> [Task requirements]:
Output each entry below as it stands, leaving out every picture.

----------

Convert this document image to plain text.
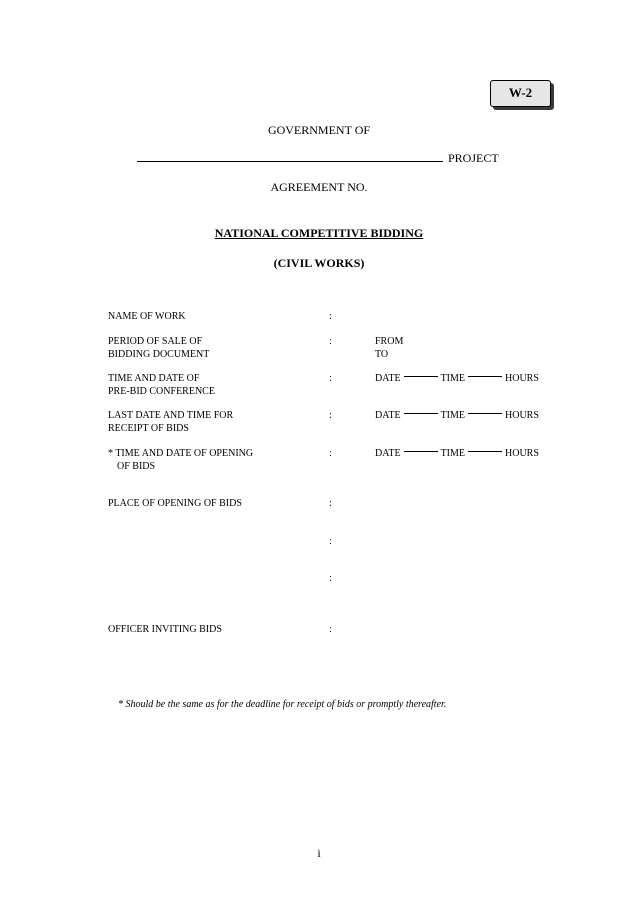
W-2
GOVERNMENT OF
PROJECT
AGREEMENT NO.
NATIONAL COMPETITIVE BIDDING
(CIVIL WORKS)
NAME OF WORK	:
PERIOD OF SALE OF
BIDDING DOCUMENT
:	FROM
TO
TIME AND DATE OF
PRE-BID CONFERENCE
:	DATE	TIME	HOURS
LAST DATE AND TIME FOR
RECEIPT OF BIDS
:	DATE	TIME	HOURS
* TIME AND DATE OF OPENING
OF BIDS
:	DATE	TIME	HOURS
PLACE OF OPENING OF BIDS	:
:
:
OFFICER INVITING BIDS	:
* Should be the same as for the deadline for receipt of bids or promptly thereafter.
i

----------

> [Solution to this exercise]:
Convert this document image to plain text.
W-2
GOVERNMENT OF
PROJECT
AGREEMENT NO.
NATIONAL COMPETITIVE BIDDING
(CIVIL WORKS)
NAME OF WORK	:
PERIOD OF SALE OF
BIDDING DOCUMENT
:	FROM
TO
TIME AND DATE OF
PRE-BID CONFERENCE
:	DATE	TIME	HOURS
LAST DATE AND TIME FOR
RECEIPT OF BIDS
:	DATE	TIME	HOURS
* TIME AND DATE OF OPENING
OF BIDS
:	DATE	TIME	HOURS
PLACE OF OPENING OF BIDS	:
:
:
OFFICER INVITING BIDS	:
* Should be the same as for the deadline for receipt of bids or promptly thereafter.
i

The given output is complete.